Copy each line of the data below with the word "Dresses".
---- Records supplied
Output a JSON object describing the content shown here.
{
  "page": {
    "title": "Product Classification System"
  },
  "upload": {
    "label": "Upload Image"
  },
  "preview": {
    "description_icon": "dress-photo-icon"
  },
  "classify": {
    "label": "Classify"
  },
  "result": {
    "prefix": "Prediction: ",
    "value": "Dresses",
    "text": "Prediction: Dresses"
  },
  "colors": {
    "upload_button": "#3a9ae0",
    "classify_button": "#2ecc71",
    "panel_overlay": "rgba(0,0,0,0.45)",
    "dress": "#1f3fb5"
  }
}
--------
---- Records supplied
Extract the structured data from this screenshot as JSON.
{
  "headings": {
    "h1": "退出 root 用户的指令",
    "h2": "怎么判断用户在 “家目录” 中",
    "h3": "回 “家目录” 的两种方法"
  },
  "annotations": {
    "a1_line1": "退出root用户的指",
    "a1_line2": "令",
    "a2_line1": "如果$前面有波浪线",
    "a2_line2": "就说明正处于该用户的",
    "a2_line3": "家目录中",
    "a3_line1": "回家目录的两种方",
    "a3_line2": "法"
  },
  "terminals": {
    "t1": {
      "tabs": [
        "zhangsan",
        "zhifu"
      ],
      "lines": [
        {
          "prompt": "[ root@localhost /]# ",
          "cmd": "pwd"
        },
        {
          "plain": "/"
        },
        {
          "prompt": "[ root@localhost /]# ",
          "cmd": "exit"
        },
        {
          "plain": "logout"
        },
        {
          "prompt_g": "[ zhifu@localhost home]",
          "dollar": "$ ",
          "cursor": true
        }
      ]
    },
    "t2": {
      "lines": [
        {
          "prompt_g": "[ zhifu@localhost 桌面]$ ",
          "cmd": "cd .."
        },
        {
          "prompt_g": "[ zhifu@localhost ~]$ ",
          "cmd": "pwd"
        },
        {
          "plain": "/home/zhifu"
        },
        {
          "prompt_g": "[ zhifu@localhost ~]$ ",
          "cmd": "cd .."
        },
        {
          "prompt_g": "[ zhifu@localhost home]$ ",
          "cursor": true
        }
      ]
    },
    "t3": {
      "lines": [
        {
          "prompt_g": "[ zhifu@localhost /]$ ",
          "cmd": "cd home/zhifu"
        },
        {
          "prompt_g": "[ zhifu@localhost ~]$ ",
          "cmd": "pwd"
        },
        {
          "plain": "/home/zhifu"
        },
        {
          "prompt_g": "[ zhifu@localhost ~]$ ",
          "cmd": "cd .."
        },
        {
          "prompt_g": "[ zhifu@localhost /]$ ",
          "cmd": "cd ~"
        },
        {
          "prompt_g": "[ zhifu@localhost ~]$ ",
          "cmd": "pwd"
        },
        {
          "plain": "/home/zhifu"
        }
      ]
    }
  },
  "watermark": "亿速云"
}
--------
* _Solution below_:
    "value": "Dresses",
    "text": "Prediction: Dresses"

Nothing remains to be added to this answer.